[SET PROBLEM] From the records below, pull each line that has "предоставление".
-- BEGIN INPUT MATERIAL --
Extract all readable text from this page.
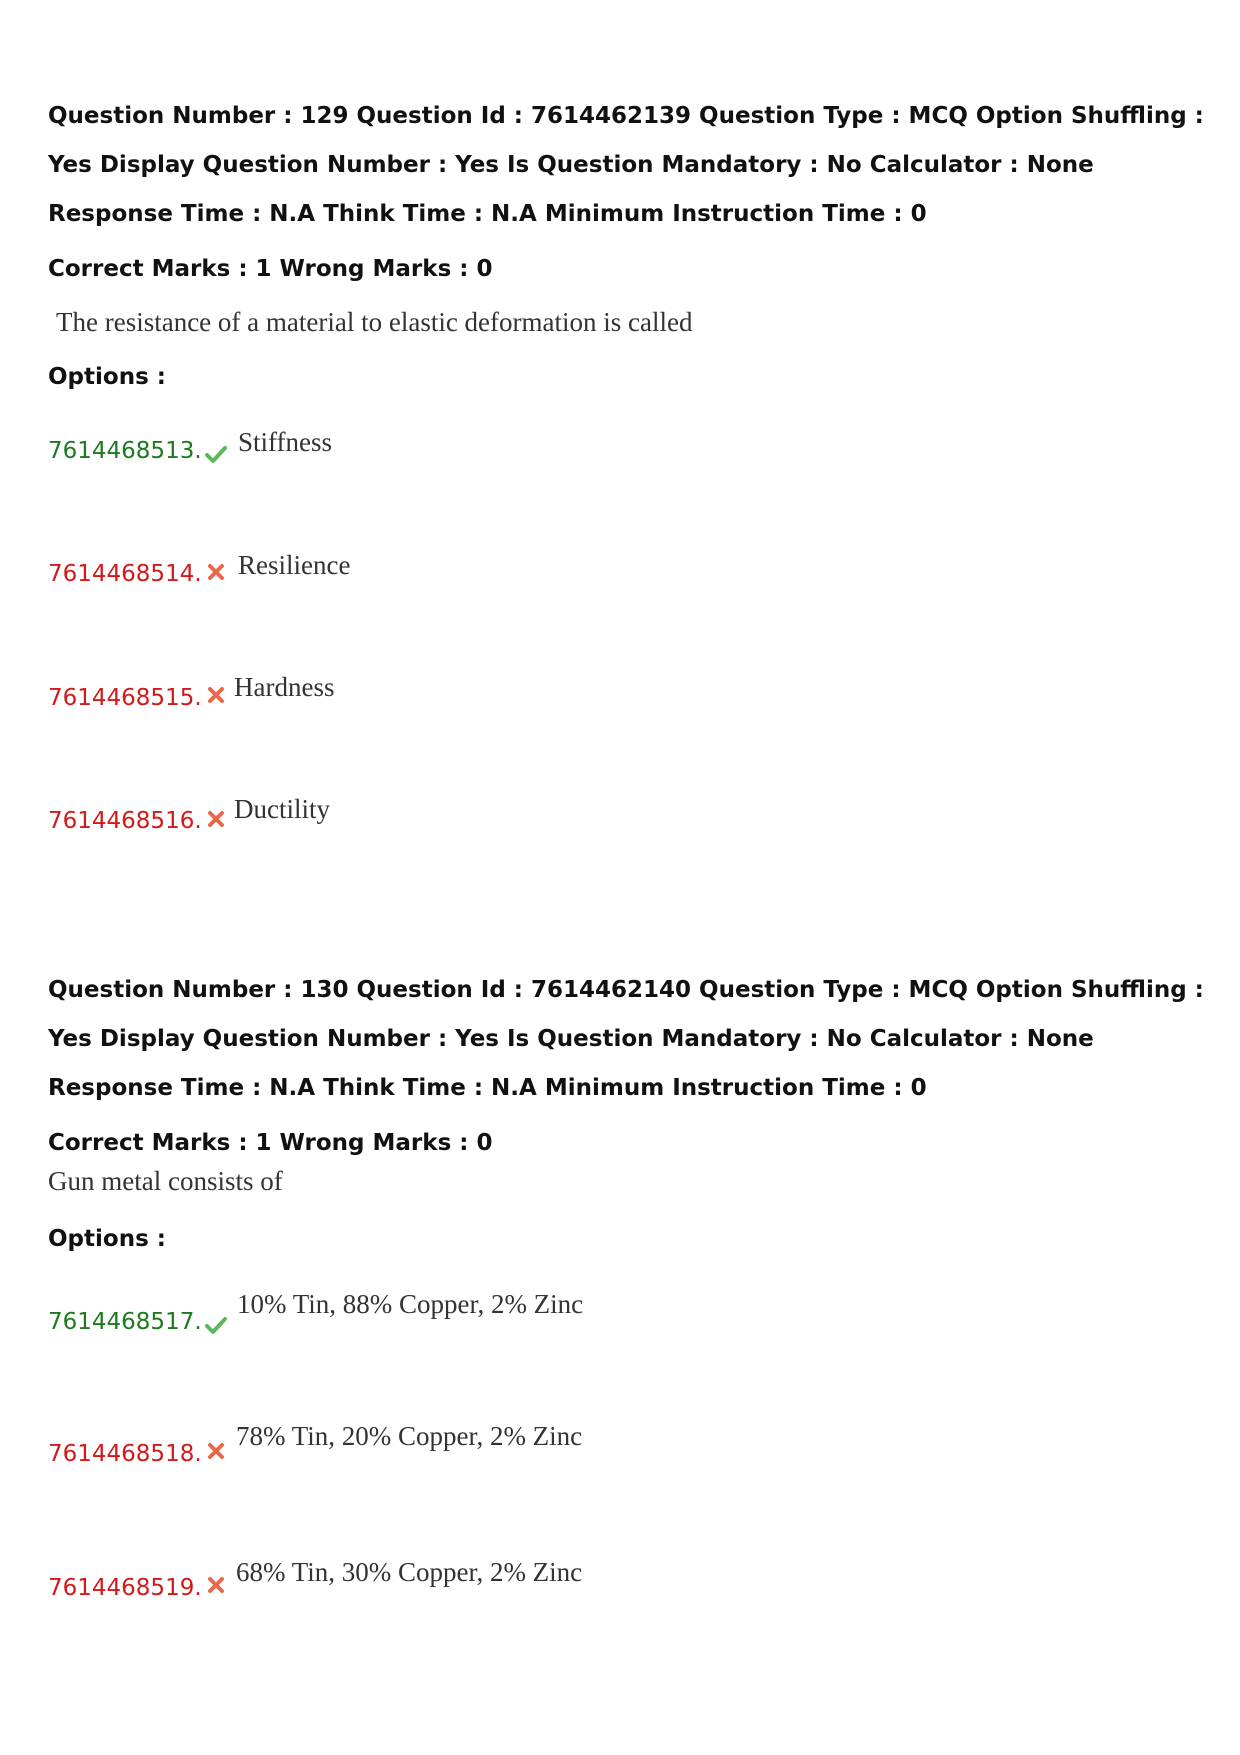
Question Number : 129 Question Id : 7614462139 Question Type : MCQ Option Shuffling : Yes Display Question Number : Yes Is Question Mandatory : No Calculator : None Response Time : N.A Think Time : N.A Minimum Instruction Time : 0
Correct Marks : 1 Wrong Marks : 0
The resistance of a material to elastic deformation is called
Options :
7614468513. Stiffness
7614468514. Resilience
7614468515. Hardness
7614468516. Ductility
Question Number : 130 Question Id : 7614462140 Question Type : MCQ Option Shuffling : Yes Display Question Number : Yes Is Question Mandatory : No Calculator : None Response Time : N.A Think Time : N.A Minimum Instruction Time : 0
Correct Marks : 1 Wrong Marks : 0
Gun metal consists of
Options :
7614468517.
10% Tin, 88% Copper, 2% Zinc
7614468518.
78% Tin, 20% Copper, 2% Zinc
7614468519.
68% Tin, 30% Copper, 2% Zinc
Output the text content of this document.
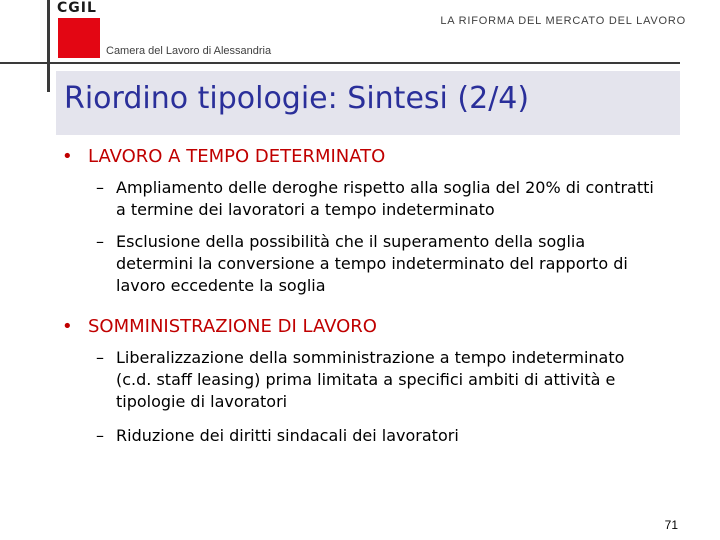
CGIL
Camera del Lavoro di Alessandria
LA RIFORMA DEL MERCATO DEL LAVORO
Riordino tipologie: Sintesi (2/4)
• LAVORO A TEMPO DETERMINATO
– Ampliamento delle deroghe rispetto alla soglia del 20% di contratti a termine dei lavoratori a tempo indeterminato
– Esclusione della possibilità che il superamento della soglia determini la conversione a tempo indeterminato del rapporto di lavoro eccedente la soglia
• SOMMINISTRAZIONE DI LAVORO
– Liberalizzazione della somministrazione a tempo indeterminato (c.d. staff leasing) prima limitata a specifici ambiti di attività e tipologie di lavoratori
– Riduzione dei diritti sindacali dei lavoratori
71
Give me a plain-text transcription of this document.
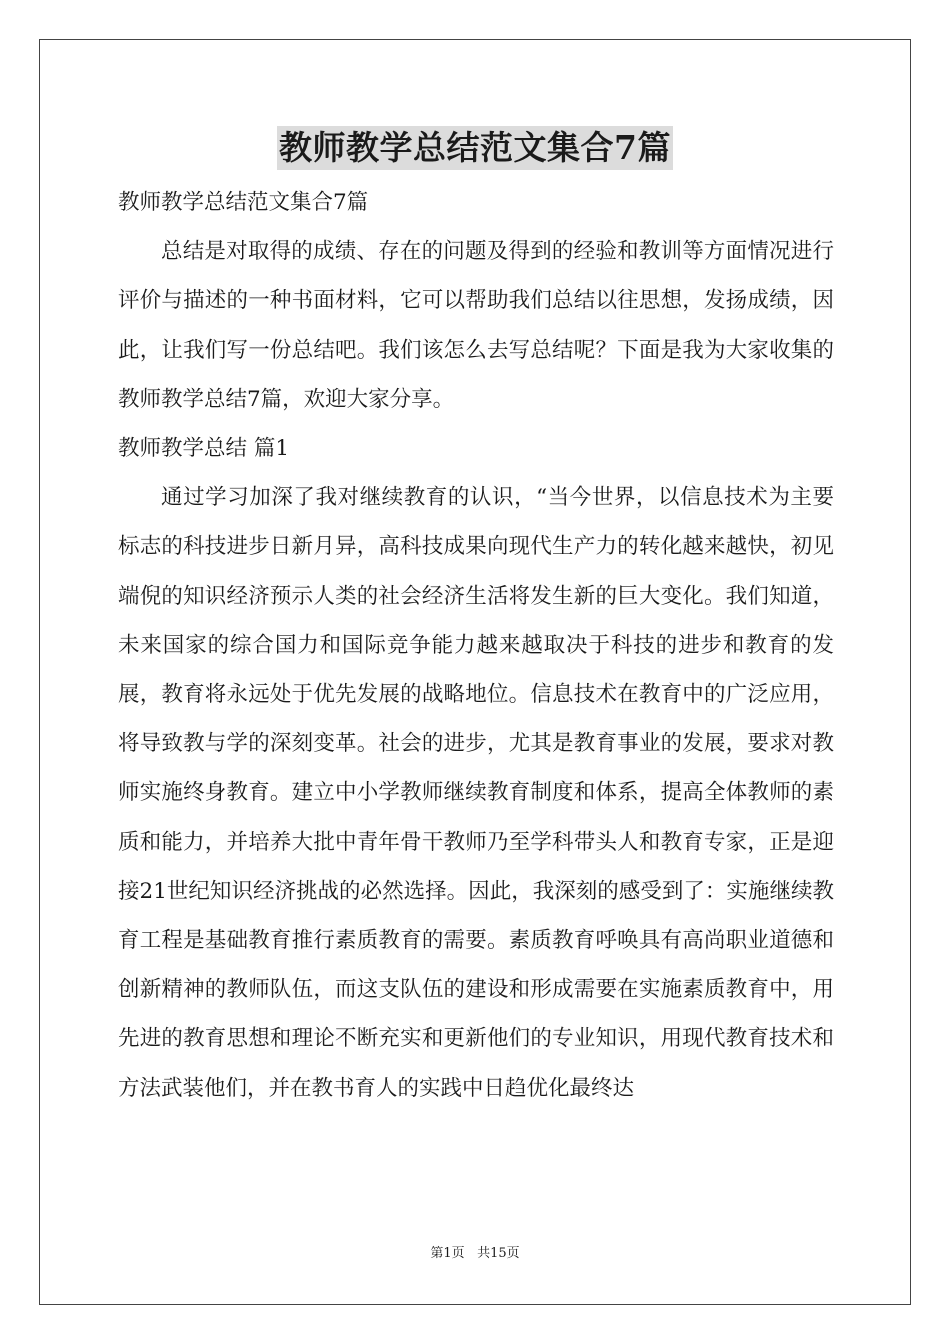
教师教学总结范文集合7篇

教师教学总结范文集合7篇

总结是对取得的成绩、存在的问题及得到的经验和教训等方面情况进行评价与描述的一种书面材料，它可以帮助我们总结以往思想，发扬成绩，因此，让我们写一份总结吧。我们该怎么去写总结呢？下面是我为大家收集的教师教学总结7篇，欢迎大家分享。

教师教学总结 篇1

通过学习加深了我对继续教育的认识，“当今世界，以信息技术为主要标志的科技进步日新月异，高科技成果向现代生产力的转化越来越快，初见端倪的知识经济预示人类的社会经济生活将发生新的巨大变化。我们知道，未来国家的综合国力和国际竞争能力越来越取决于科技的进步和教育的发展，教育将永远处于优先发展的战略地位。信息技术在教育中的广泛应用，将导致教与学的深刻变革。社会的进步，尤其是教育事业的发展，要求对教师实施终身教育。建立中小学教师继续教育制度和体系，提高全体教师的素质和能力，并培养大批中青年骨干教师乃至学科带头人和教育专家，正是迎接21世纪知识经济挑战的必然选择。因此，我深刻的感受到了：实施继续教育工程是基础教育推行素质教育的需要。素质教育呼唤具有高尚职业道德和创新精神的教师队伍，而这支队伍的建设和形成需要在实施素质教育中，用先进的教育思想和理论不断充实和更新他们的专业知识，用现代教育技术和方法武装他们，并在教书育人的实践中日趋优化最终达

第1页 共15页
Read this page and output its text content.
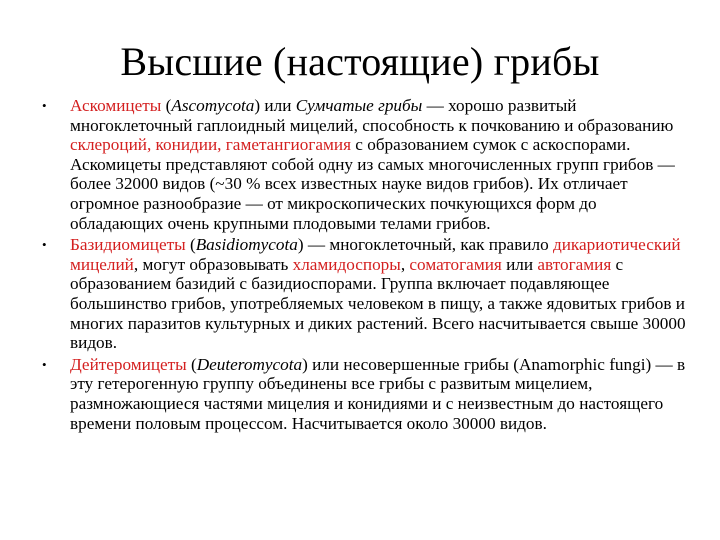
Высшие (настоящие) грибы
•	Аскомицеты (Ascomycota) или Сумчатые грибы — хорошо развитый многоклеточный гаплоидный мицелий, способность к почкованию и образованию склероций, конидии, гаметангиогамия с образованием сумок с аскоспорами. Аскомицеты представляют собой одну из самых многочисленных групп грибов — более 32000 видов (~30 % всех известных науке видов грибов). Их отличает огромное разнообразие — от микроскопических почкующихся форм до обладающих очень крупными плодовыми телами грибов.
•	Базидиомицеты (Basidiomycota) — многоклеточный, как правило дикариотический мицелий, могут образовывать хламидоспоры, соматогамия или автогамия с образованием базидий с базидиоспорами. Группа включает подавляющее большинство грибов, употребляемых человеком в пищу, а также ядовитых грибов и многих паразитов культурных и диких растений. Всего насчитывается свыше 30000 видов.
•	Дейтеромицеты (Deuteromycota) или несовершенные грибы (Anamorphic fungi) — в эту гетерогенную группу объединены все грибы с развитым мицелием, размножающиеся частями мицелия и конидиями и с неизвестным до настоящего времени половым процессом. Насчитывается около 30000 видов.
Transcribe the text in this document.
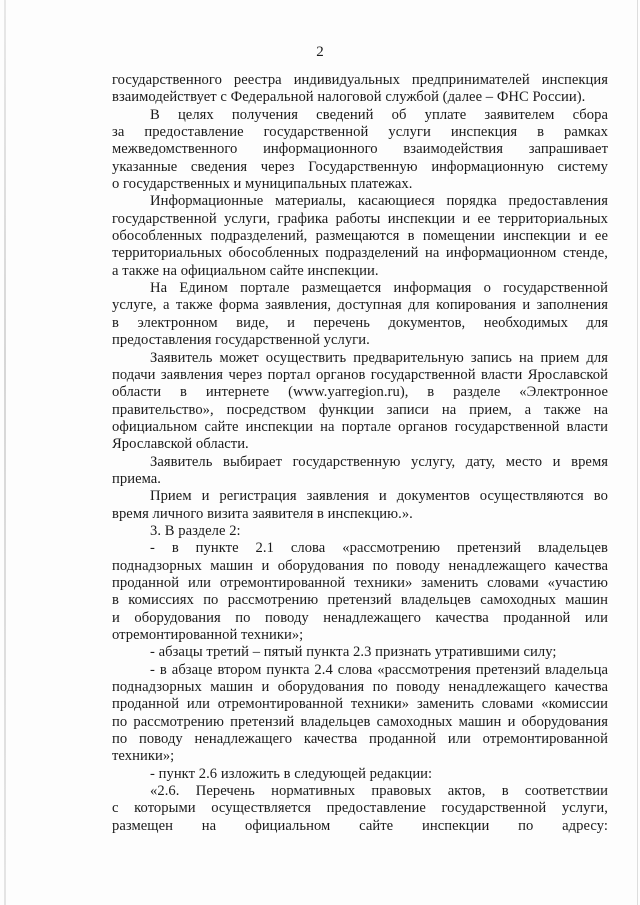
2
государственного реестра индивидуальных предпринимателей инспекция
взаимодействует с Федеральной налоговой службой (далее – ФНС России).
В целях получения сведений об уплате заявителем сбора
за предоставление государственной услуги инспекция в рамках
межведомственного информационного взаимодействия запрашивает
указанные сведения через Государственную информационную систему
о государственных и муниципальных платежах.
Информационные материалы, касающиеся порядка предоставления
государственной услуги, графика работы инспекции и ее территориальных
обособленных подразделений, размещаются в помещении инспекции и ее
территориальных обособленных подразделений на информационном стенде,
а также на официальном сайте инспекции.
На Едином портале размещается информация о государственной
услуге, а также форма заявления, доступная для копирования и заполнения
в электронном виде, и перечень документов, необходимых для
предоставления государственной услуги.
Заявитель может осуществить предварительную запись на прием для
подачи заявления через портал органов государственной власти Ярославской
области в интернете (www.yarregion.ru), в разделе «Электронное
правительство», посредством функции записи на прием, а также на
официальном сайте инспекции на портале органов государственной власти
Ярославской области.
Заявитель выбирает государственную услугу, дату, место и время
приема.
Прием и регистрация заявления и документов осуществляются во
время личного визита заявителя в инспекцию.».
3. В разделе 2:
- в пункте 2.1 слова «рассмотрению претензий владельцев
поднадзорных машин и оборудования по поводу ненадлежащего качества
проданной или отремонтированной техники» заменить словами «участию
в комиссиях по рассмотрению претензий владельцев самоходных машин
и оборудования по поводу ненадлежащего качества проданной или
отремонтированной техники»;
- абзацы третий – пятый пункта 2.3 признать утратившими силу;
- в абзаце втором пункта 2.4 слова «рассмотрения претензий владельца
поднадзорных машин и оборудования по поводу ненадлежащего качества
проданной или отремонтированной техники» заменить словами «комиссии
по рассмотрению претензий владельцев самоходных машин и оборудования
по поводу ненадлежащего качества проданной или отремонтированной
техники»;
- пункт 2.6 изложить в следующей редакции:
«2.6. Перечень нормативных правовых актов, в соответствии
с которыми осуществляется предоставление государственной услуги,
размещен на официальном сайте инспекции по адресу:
-- END INPUT MATERIAL --
[TASK RESPONSE]
за предоставление государственной услуги инспекция в рамках
с которыми осуществляется предоставление государственной услуги,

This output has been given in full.